### Exercise requirements
Scan the material and copy every line in which "экзамена" appears.

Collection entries
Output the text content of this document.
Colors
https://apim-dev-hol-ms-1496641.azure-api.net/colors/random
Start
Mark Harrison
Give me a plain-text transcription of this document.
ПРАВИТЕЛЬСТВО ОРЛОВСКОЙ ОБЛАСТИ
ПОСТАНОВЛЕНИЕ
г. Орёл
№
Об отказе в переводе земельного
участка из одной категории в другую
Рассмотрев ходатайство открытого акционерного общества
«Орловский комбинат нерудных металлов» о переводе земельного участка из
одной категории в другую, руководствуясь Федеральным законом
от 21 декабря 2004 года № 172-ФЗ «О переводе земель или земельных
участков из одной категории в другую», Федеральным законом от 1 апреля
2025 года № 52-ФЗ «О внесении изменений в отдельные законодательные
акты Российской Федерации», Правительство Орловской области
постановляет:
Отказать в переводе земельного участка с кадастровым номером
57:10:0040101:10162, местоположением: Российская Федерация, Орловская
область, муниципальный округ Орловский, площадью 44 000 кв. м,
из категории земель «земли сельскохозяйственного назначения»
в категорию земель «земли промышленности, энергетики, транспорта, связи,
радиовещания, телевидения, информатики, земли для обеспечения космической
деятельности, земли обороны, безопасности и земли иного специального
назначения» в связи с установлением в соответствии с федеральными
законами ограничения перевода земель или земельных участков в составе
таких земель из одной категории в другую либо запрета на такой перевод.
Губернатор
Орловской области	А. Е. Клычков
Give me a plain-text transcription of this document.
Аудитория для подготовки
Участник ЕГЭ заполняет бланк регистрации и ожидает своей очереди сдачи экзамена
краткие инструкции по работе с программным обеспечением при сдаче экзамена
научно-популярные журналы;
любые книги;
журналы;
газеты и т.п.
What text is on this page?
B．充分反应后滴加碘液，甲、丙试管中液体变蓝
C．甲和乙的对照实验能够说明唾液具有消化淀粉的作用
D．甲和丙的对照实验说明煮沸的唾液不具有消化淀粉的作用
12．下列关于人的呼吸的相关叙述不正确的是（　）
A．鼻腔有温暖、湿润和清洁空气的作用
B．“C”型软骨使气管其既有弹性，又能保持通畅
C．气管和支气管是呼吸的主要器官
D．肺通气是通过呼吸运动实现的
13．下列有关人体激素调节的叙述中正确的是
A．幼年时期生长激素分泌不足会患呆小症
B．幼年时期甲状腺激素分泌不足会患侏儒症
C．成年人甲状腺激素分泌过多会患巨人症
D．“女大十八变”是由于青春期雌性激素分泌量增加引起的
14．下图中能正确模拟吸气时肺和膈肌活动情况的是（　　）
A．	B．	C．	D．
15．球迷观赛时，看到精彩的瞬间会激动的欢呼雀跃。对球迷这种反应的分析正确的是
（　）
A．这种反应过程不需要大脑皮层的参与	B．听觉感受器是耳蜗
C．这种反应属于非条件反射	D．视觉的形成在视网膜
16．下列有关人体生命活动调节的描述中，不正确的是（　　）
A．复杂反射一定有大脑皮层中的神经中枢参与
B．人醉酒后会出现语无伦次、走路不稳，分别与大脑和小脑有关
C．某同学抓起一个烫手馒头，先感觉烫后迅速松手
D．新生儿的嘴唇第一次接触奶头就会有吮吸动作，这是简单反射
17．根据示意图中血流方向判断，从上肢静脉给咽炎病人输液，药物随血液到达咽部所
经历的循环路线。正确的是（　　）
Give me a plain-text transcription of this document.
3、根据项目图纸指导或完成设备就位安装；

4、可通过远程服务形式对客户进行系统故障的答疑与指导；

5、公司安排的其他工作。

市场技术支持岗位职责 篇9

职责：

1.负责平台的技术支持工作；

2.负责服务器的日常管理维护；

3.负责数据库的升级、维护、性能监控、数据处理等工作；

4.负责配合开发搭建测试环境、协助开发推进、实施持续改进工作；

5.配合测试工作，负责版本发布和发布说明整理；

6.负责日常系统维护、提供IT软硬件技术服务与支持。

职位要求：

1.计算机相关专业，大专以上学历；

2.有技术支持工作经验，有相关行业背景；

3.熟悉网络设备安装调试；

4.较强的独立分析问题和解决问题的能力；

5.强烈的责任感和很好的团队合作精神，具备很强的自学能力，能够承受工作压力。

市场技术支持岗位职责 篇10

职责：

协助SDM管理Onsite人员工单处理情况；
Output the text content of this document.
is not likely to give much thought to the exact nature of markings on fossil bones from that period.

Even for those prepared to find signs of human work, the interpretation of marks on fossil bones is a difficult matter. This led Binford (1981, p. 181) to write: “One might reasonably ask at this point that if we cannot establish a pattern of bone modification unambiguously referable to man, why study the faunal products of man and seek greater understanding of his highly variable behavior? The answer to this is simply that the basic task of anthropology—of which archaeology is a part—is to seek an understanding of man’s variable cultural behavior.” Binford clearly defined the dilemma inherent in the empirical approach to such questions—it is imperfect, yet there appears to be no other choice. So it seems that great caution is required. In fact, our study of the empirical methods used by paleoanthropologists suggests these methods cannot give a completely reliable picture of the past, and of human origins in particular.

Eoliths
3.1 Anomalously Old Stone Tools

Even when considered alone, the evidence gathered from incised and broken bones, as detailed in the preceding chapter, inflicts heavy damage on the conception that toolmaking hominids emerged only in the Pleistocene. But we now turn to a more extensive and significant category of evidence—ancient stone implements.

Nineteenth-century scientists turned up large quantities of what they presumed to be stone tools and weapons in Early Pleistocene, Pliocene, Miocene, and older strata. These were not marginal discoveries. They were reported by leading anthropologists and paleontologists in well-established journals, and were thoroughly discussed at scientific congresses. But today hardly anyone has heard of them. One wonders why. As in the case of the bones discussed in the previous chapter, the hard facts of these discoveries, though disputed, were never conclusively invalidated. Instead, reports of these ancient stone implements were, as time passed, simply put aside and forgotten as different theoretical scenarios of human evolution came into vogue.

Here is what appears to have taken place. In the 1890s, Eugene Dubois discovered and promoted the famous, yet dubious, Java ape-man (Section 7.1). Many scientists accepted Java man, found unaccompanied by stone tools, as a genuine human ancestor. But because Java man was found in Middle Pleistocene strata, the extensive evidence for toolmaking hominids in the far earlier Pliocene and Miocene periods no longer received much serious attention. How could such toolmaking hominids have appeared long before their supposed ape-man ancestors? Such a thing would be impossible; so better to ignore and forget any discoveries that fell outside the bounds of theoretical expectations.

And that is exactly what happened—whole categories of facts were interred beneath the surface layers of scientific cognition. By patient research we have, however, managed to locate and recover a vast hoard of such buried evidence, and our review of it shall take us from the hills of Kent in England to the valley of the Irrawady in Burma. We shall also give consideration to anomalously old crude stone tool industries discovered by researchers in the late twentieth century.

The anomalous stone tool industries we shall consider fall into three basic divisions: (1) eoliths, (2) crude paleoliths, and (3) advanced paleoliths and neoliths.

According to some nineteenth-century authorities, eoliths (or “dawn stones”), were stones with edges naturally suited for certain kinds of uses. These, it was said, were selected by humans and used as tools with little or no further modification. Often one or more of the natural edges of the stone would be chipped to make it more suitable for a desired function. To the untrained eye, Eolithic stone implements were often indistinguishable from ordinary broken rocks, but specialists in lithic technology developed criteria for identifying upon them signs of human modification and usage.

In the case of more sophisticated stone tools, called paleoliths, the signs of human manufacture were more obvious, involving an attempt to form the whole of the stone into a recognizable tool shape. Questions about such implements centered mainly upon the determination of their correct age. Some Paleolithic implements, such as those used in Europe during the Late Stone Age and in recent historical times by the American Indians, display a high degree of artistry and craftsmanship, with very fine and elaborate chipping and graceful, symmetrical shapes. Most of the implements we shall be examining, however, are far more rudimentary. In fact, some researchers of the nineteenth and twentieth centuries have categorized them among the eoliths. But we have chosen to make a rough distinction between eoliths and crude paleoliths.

### Output for this task
Участник ЕГЭ заполняет бланк регистрации и ожидает своей очереди сдачи экзамена
краткие инструкции по работе с программным обеспечением при сдаче экзамена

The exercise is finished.